Exercise requirements. Copy every row below character for character, keeping each on its own line in the same order.

[Bounding box entries]
--- Start ---
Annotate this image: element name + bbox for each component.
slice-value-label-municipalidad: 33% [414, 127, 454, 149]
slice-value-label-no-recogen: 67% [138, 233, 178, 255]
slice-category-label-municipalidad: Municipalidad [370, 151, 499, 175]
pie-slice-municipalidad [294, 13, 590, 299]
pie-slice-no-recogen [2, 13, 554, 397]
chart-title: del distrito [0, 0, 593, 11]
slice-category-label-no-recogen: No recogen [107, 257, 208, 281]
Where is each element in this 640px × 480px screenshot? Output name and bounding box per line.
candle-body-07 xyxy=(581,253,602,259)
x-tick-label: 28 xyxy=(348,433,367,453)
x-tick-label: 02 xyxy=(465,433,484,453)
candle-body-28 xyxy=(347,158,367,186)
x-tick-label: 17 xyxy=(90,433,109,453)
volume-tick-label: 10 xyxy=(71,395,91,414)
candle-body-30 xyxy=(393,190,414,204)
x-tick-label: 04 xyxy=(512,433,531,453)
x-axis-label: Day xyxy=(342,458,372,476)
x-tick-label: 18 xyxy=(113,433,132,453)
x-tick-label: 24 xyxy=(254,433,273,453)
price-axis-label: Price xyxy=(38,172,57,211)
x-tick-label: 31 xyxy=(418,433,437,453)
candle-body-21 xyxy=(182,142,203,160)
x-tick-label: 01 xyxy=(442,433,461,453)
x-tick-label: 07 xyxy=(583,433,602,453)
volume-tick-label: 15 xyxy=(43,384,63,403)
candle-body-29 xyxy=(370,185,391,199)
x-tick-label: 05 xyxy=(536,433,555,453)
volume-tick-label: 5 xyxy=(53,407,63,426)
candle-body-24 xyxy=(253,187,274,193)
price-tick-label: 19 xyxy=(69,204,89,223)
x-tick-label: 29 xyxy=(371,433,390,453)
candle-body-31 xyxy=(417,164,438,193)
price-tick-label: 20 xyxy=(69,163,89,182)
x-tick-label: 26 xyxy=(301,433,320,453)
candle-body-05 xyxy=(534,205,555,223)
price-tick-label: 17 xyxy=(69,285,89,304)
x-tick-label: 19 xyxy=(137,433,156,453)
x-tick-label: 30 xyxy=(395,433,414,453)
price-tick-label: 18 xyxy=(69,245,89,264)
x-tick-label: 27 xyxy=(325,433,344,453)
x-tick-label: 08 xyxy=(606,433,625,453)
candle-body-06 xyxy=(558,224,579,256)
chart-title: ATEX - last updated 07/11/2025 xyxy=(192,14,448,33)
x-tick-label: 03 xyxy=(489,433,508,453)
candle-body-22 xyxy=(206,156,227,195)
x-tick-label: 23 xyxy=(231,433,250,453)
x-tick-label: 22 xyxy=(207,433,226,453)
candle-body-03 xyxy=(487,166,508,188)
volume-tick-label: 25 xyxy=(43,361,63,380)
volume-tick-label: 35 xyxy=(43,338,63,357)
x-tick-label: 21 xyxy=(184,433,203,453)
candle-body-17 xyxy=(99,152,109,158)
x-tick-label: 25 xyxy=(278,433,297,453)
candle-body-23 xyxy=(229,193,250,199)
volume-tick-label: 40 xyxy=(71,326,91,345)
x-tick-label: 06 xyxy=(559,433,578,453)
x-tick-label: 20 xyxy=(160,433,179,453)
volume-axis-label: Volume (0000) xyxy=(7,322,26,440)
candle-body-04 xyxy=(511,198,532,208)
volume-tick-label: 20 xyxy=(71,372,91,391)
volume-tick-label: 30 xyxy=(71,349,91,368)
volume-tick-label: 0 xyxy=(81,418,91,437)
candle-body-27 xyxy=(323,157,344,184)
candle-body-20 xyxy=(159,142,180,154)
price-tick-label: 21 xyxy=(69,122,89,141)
--- End ---
Answer to this task.
Annotate this image: element name + bbox for each component.
slice-value-label-municipalidad: 33% [414, 127, 454, 149]
slice-value-label-no-recogen: 67% [138, 233, 178, 255]
slice-category-label-municipalidad: Municipalidad [370, 151, 499, 175]
pie-slice-municipalidad [294, 13, 590, 299]
pie-slice-no-recogen [2, 13, 554, 397]
chart-title: del distrito [0, 0, 593, 11]
slice-category-label-no-recogen: No recogen [107, 257, 208, 281]
Where is each element in this 640px × 480px screenshot? Output name and bounding box per line.
candle-body-07 xyxy=(581,253,602,259)
x-tick-label: 28 xyxy=(348,433,367,453)
x-tick-label: 02 xyxy=(465,433,484,453)
candle-body-28 xyxy=(347,158,367,186)
x-tick-label: 17 xyxy=(90,433,109,453)
volume-tick-label: 10 xyxy=(71,395,91,414)
candle-body-30 xyxy=(393,190,414,204)
x-tick-label: 04 xyxy=(512,433,531,453)
x-axis-label: Day xyxy=(342,458,372,476)
x-tick-label: 18 xyxy=(113,433,132,453)
x-tick-label: 24 xyxy=(254,433,273,453)
price-axis-label: Price xyxy=(38,172,57,211)
x-tick-label: 31 xyxy=(418,433,437,453)
candle-body-21 xyxy=(182,142,203,160)
x-tick-label: 01 xyxy=(442,433,461,453)
x-tick-label: 07 xyxy=(583,433,602,453)
volume-tick-label: 15 xyxy=(43,384,63,403)
candle-body-29 xyxy=(370,185,391,199)
x-tick-label: 05 xyxy=(536,433,555,453)
volume-tick-label: 5 xyxy=(53,407,63,426)
candle-body-24 xyxy=(253,187,274,193)
price-tick-label: 19 xyxy=(69,204,89,223)
x-tick-label: 29 xyxy=(371,433,390,453)
candle-body-31 xyxy=(417,164,438,193)
price-tick-label: 20 xyxy=(69,163,89,182)
x-tick-label: 26 xyxy=(301,433,320,453)
candle-body-05 xyxy=(534,205,555,223)
price-tick-label: 17 xyxy=(69,285,89,304)
x-tick-label: 19 xyxy=(137,433,156,453)
x-tick-label: 30 xyxy=(395,433,414,453)
price-tick-label: 18 xyxy=(69,245,89,264)
x-tick-label: 27 xyxy=(325,433,344,453)
x-tick-label: 08 xyxy=(606,433,625,453)
candle-body-06 xyxy=(558,224,579,256)
chart-title: ATEX - last updated 07/11/2025 xyxy=(192,14,448,33)
x-tick-label: 03 xyxy=(489,433,508,453)
candle-body-22 xyxy=(206,156,227,195)
x-tick-label: 23 xyxy=(231,433,250,453)
x-tick-label: 22 xyxy=(207,433,226,453)
candle-body-03 xyxy=(487,166,508,188)
volume-tick-label: 25 xyxy=(43,361,63,380)
volume-tick-label: 35 xyxy=(43,338,63,357)
x-tick-label: 21 xyxy=(184,433,203,453)
candle-body-17 xyxy=(99,152,109,158)
x-tick-label: 25 xyxy=(278,433,297,453)
candle-body-23 xyxy=(229,193,250,199)
volume-tick-label: 40 xyxy=(71,326,91,345)
x-tick-label: 06 xyxy=(559,433,578,453)
x-tick-label: 20 xyxy=(160,433,179,453)
volume-axis-label: Volume (0000) xyxy=(7,322,26,440)
candle-body-04 xyxy=(511,198,532,208)
volume-tick-label: 20 xyxy=(71,372,91,391)
volume-tick-label: 30 xyxy=(71,349,91,368)
volume-tick-label: 0 xyxy=(81,418,91,437)
candle-body-27 xyxy=(323,157,344,184)
candle-body-20 xyxy=(159,142,180,154)
price-tick-label: 21 xyxy=(69,122,89,141)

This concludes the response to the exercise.